Lines of data

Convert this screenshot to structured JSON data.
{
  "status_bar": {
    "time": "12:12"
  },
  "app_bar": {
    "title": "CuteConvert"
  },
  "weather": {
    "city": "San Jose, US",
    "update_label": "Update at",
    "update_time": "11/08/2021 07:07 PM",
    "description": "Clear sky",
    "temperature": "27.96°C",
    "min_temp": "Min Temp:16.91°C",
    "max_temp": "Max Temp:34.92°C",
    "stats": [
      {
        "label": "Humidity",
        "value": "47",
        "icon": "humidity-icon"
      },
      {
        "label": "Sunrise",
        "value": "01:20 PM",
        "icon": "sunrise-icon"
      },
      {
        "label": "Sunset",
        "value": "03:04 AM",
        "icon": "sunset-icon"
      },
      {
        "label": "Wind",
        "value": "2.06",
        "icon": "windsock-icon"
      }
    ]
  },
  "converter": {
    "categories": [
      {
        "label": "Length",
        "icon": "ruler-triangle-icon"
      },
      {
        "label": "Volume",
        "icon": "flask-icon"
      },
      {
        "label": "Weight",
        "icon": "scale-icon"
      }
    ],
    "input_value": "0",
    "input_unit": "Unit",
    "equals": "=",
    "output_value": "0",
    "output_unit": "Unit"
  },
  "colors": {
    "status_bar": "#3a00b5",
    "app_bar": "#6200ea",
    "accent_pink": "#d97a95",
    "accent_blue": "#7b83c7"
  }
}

Exercise details
Write out all of the records above exactly as they appear.

Final answer
Convert this screenshot to structured JSON data.
{
  "status_bar": {
    "time": "12:12"
  },
  "app_bar": {
    "title": "CuteConvert"
  },
  "weather": {
    "city": "San Jose, US",
    "update_label": "Update at",
    "update_time": "11/08/2021 07:07 PM",
    "description": "Clear sky",
    "temperature": "27.96°C",
    "min_temp": "Min Temp:16.91°C",
    "max_temp": "Max Temp:34.92°C",
    "stats": [
      {
        "label": "Humidity",
        "value": "47",
        "icon": "humidity-icon"
      },
      {
        "label": "Sunrise",
        "value": "01:20 PM",
        "icon": "sunrise-icon"
      },
      {
        "label": "Sunset",
        "value": "03:04 AM",
        "icon": "sunset-icon"
      },
      {
        "label": "Wind",
        "value": "2.06",
        "icon": "windsock-icon"
      }
    ]
  },
  "converter": {
    "categories": [
      {
        "label": "Length",
        "icon": "ruler-triangle-icon"
      },
      {
        "label": "Volume",
        "icon": "flask-icon"
      },
      {
        "label": "Weight",
        "icon": "scale-icon"
      }
    ],
    "input_value": "0",
    "input_unit": "Unit",
    "equals": "=",
    "output_value": "0",
    "output_unit": "Unit"
  },
  "colors": {
    "status_bar": "#3a00b5",
    "app_bar": "#6200ea",
    "accent_pink": "#d97a95",
    "accent_blue": "#7b83c7"
  }
}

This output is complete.